[Collected data]

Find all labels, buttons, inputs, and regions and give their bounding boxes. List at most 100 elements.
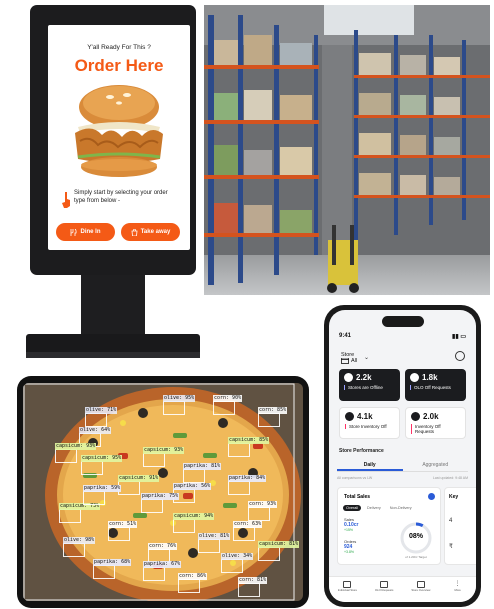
pizza-detection-screen: olive: 95% olive: 71% olive: 64% corn: 90% c…: [23, 383, 303, 601]
nav-individual-store[interactable]: Individual Store: [336, 581, 358, 602]
nav-store-overview[interactable]: Store Overview: [410, 581, 432, 602]
detection-box: [258, 547, 280, 561]
bottom-nav: Individual Store OLO Requests Store Over…: [329, 576, 476, 602]
detection-box: [173, 519, 195, 533]
detection-box: [178, 579, 200, 593]
card-value: 2.0k: [423, 412, 439, 421]
overview-icon: [416, 581, 425, 588]
nav-olo-requests[interactable]: OLO Requests: [373, 581, 395, 602]
chevron-down-icon[interactable]: ⌄: [364, 354, 369, 361]
detection-label: olive: 81%: [198, 533, 231, 540]
status-bar: 9:41 ▮▮ ▭: [339, 333, 466, 341]
donut-target: of 1.20Cr Target: [405, 555, 427, 559]
take-away-button[interactable]: Take away: [121, 223, 180, 241]
detection-label: paprika: 75%: [141, 493, 180, 500]
detection-label: capsicum: 91%: [118, 475, 160, 482]
detection-label: paprika: 67%: [143, 561, 182, 568]
dine-in-icon: [71, 228, 78, 236]
card-value: 1.8k: [422, 373, 438, 382]
detection-label: corn: 63%: [233, 521, 263, 528]
nav-label: OLO Requests: [374, 588, 394, 592]
detection-label: capsicum: 81%: [258, 541, 300, 548]
last-updated: Last updated: 9:48 AM: [432, 476, 468, 480]
detection-box: [55, 449, 77, 463]
detection-label: olive: 34%: [221, 553, 254, 560]
detection-box: [258, 413, 280, 427]
orders-change: +3.8%: [344, 550, 355, 554]
detection-box: [108, 527, 130, 541]
card-label: Store Inventory Off: [345, 424, 394, 429]
detection-label: corn: 51%: [108, 521, 138, 528]
detection-label: paprika: 59%: [83, 485, 122, 492]
detection-label: paprika: 56%: [173, 483, 212, 490]
detection-label: capsicum: 95%: [81, 455, 123, 462]
kiosk-screen: Y'all Ready For This ? Order Here Simply…: [48, 25, 190, 250]
requests-icon: [380, 581, 389, 588]
card-inventory-requests[interactable]: 2.0k Inventory Off Requests: [405, 407, 466, 439]
detection-box: [221, 559, 243, 573]
detection-box: [59, 509, 81, 523]
dine-in-label: Dine In: [80, 229, 101, 235]
key-card-currency: ₹: [449, 544, 453, 550]
phone-screen: 9:41 ▮▮ ▭ Store All ⌄ 2.2k Stores are Of…: [329, 310, 476, 602]
detection-label: olive: 98%: [63, 537, 96, 544]
key-card-value: 4: [449, 518, 453, 524]
detection-label: corn: 86%: [178, 573, 208, 580]
avatar-icon[interactable]: [455, 351, 465, 361]
detection-box: [213, 401, 235, 415]
tab-aggregated[interactable]: Aggregated: [403, 460, 469, 471]
chip-delivery[interactable]: Delivery: [364, 505, 384, 511]
burger-image: [75, 85, 163, 177]
nav-label: Individual Store: [337, 588, 358, 592]
section-title: Store Performance: [339, 448, 384, 454]
kiosk-base-edge: [26, 352, 200, 358]
more-icon: ⋮: [454, 581, 461, 587]
detection-box: [233, 527, 255, 541]
ordering-kiosk: Y'all Ready For This ? Order Here Simply…: [24, 0, 202, 372]
sales-card-title: Total Sales: [344, 494, 371, 500]
detection-box: [228, 481, 250, 495]
detection-label: corn: 93%: [248, 501, 278, 508]
store-offline-icon: [344, 373, 353, 382]
tab-daily[interactable]: Daily: [337, 460, 403, 471]
comparison-text: All comparisons vs LW: [337, 476, 373, 480]
chip-overall[interactable]: Overall: [343, 505, 362, 511]
chip-non-delivery[interactable]: Non-Delivery: [387, 505, 415, 511]
key-card-title: Key: [449, 494, 459, 500]
detection-box: [83, 491, 105, 505]
detection-box: [198, 539, 220, 553]
tablet-device: olive: 95% olive: 71% olive: 64% corn: 90% c…: [17, 376, 309, 608]
nav-label: More: [454, 588, 461, 592]
detection-label: capsicum: 93%: [55, 443, 97, 450]
total-sales-card[interactable]: Total Sales Overall Delivery Non-Deliver…: [337, 487, 441, 565]
detection-box: [143, 567, 165, 581]
detection-label: paprika: 68%: [93, 559, 132, 566]
detection-box: [118, 481, 140, 495]
arrow-right-icon[interactable]: [428, 493, 435, 500]
kiosk-instructions: Simply start by selecting your order typ…: [74, 190, 168, 204]
hand-pointer-icon: [62, 192, 70, 208]
card-olo-off[interactable]: 1.8k OLO Off Requests: [405, 369, 466, 401]
detection-box: [85, 413, 107, 427]
card-stores-offline[interactable]: 2.2k Stores are Offline: [339, 369, 400, 401]
detection-label: corn: 85%: [258, 407, 288, 414]
detection-box: [81, 461, 103, 475]
detection-box: [248, 507, 270, 521]
store-icon: [343, 581, 352, 588]
donut-value: 08%: [408, 533, 423, 540]
detection-label: olive: 71%: [85, 407, 118, 414]
key-metrics-card[interactable]: Key 4 ₹: [444, 487, 476, 565]
comparison-note: All comparisons vs LW Last updated: 9:48…: [337, 476, 468, 480]
detection-box: [183, 469, 205, 483]
detection-label: olive: 64%: [79, 427, 112, 434]
takeaway-bag-icon: [131, 228, 138, 236]
nav-more[interactable]: ⋮ More: [447, 581, 469, 602]
card-label: Inventory Off Requests: [411, 424, 460, 434]
card-inventory-off[interactable]: 4.1k Store Inventory Off: [339, 407, 400, 439]
detection-labels: olive: 95% olive: 71% olive: 64% corn: 90% c…: [23, 383, 303, 601]
store-value: All: [351, 358, 358, 364]
detection-box: [141, 499, 163, 513]
phone-device: 9:41 ▮▮ ▭ Store All ⌄ 2.2k Stores are Of…: [324, 305, 481, 607]
kiosk-bezel: Y'all Ready For This ? Order Here Simply…: [30, 5, 196, 275]
dine-in-button[interactable]: Dine In: [56, 223, 115, 241]
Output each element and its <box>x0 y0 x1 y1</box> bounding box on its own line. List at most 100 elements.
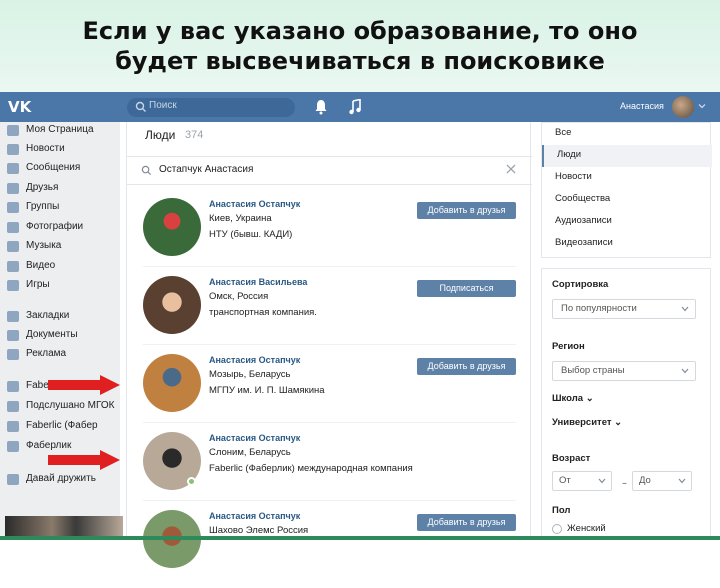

What to work on: Copy every line of the records above verbatim, omitting the pictures.

Task output:
Find all labels, buttons, inputs, and regions and give their bounding boxes. List at most 100 elements.
pizza-detection-screen: olive: 95% olive: 71% olive: 64% corn: 90% c…: [23, 383, 303, 601]
nav-individual-store[interactable]: Individual Store: [336, 581, 358, 602]
nav-store-overview[interactable]: Store Overview: [410, 581, 432, 602]
detection-box: [258, 547, 280, 561]
bottom-nav: Individual Store OLO Requests Store Over…: [329, 576, 476, 602]
detection-box: [173, 519, 195, 533]
detection-box: [178, 579, 200, 593]
card-value: 2.0k: [423, 412, 439, 421]
overview-icon: [416, 581, 425, 588]
nav-olo-requests[interactable]: OLO Requests: [373, 581, 395, 602]
chevron-down-icon[interactable]: ⌄: [364, 354, 369, 361]
detection-label: olive: 81%: [198, 533, 231, 540]
status-bar: 9:41 ▮▮ ▭: [339, 333, 466, 341]
donut-target: of 1.20Cr Target: [405, 555, 427, 559]
take-away-button[interactable]: Take away: [121, 223, 180, 241]
detection-label: paprika: 75%: [141, 493, 180, 500]
detection-label: capsicum: 91%: [118, 475, 160, 482]
detection-label: paprika: 67%: [143, 561, 182, 568]
dine-in-icon: [71, 228, 78, 236]
card-value: 1.8k: [422, 373, 438, 382]
detection-label: corn: 63%: [233, 521, 263, 528]
nav-label: OLO Requests: [374, 588, 394, 592]
detection-label: capsicum: 81%: [258, 541, 300, 548]
last-updated: Last updated: 9:48 AM: [432, 476, 468, 480]
detection-box: [55, 449, 77, 463]
detection-label: olive: 34%: [221, 553, 254, 560]
detection-box: [258, 413, 280, 427]
orders-change: +3.8%: [344, 550, 355, 554]
detection-box: [108, 527, 130, 541]
card-label: Store Inventory Off: [345, 424, 394, 429]
detection-label: corn: 51%: [108, 521, 138, 528]
detection-label: paprika: 59%: [83, 485, 122, 492]
detection-label: paprika: 56%: [173, 483, 212, 490]
detection-label: capsicum: 95%: [81, 455, 123, 462]
kiosk-screen: Y'all Ready For This ? Order Here Simply…: [48, 25, 190, 250]
requests-icon: [380, 581, 389, 588]
card-inventory-requests[interactable]: 2.0k Inventory Off Requests: [405, 407, 466, 439]
detection-box: [221, 559, 243, 573]
detection-box: [59, 509, 81, 523]
dine-in-label: Dine In: [80, 229, 101, 235]
key-card-currency: ₹: [449, 544, 453, 550]
phone-screen: 9:41 ▮▮ ▭ Store All ⌄ 2.2k Stores are Of…: [329, 310, 476, 602]
detection-label: olive: 98%: [63, 537, 96, 544]
key-card-value: 4: [449, 518, 453, 524]
detection-label: corn: 86%: [178, 573, 208, 580]
avatar-icon[interactable]: [455, 351, 465, 361]
detection-box: [213, 401, 235, 415]
tab-aggregated[interactable]: Aggregated: [403, 460, 469, 471]
chip-delivery[interactable]: Delivery: [364, 505, 384, 511]
burger-image: [75, 85, 163, 177]
nav-label: Individual Store: [337, 588, 358, 592]
section-title: Store Performance: [339, 448, 384, 454]
kiosk-base-edge: [26, 352, 200, 358]
more-icon: ⋮: [454, 581, 461, 587]
detection-box: [233, 527, 255, 541]
ordering-kiosk: Y'all Ready For This ? Order Here Simply…: [24, 0, 202, 372]
sales-card-title: Total Sales: [344, 494, 371, 500]
detection-box: [228, 481, 250, 495]
detection-label: corn: 93%: [248, 501, 278, 508]
store-offline-icon: [344, 373, 353, 382]
tab-daily[interactable]: Daily: [337, 460, 403, 471]
comparison-text: All comparisons vs LW: [337, 476, 373, 480]
chip-overall[interactable]: Overall: [343, 505, 362, 511]
chip-non-delivery[interactable]: Non-Delivery: [387, 505, 415, 511]
key-card-title: Key: [449, 494, 459, 500]
detection-box: [83, 491, 105, 505]
detection-box: [198, 539, 220, 553]
tablet-device: olive: 95% olive: 71% olive: 64% corn: 90% c…: [17, 376, 309, 608]
nav-label: More: [454, 588, 461, 592]
detection-label: capsicum: 93%: [55, 443, 97, 450]
total-sales-card[interactable]: Total Sales Overall Delivery Non-Deliver…: [337, 487, 441, 565]
detection-box: [143, 567, 165, 581]
detection-label: paprika: 68%: [93, 559, 132, 566]
detection-box: [118, 481, 140, 495]
arrow-right-icon[interactable]: [428, 493, 435, 500]
kiosk-instructions: Simply start by selecting your order typ…: [74, 190, 168, 204]
hand-pointer-icon: [62, 192, 70, 208]
card-olo-off[interactable]: 1.8k OLO Off Requests: [405, 369, 466, 401]
detection-box: [85, 413, 107, 427]
card-stores-offline[interactable]: 2.2k Stores are Offline: [339, 369, 400, 401]
detection-label: corn: 85%: [258, 407, 288, 414]
detection-box: [81, 461, 103, 475]
detection-box: [248, 507, 270, 521]
store-icon: [343, 581, 352, 588]
donut-value: 08%: [408, 533, 423, 540]
detection-label: olive: 71%: [85, 407, 118, 414]
key-metrics-card[interactable]: Key 4 ₹: [444, 487, 476, 565]
comparison-note: All comparisons vs LW Last updated: 9:48…: [337, 476, 468, 480]
detection-box: [183, 469, 205, 483]
detection-label: olive: 64%: [79, 427, 112, 434]
takeaway-bag-icon: [131, 228, 138, 236]
nav-more[interactable]: ⋮ More: [447, 581, 469, 602]
card-label: Inventory Off Requests: [411, 424, 460, 434]
card-inventory-off[interactable]: 4.1k Store Inventory Off: [339, 407, 400, 439]
detection-labels: olive: 95% olive: 71% olive: 64% corn: 90% c…: [23, 383, 303, 601]
store-value: All: [351, 358, 358, 364]
detection-box: [141, 499, 163, 513]
phone-device: 9:41 ▮▮ ▭ Store All ⌄ 2.2k Stores are Of…: [324, 305, 481, 607]
kiosk-bezel: Y'all Ready For This ? Order Here Simply…: [30, 5, 196, 275]
dine-in-button[interactable]: Dine In: [56, 223, 115, 241]
Output each element and its <box>x0 y0 x1 y1</box> bounding box on its own line. List at most 100 elements.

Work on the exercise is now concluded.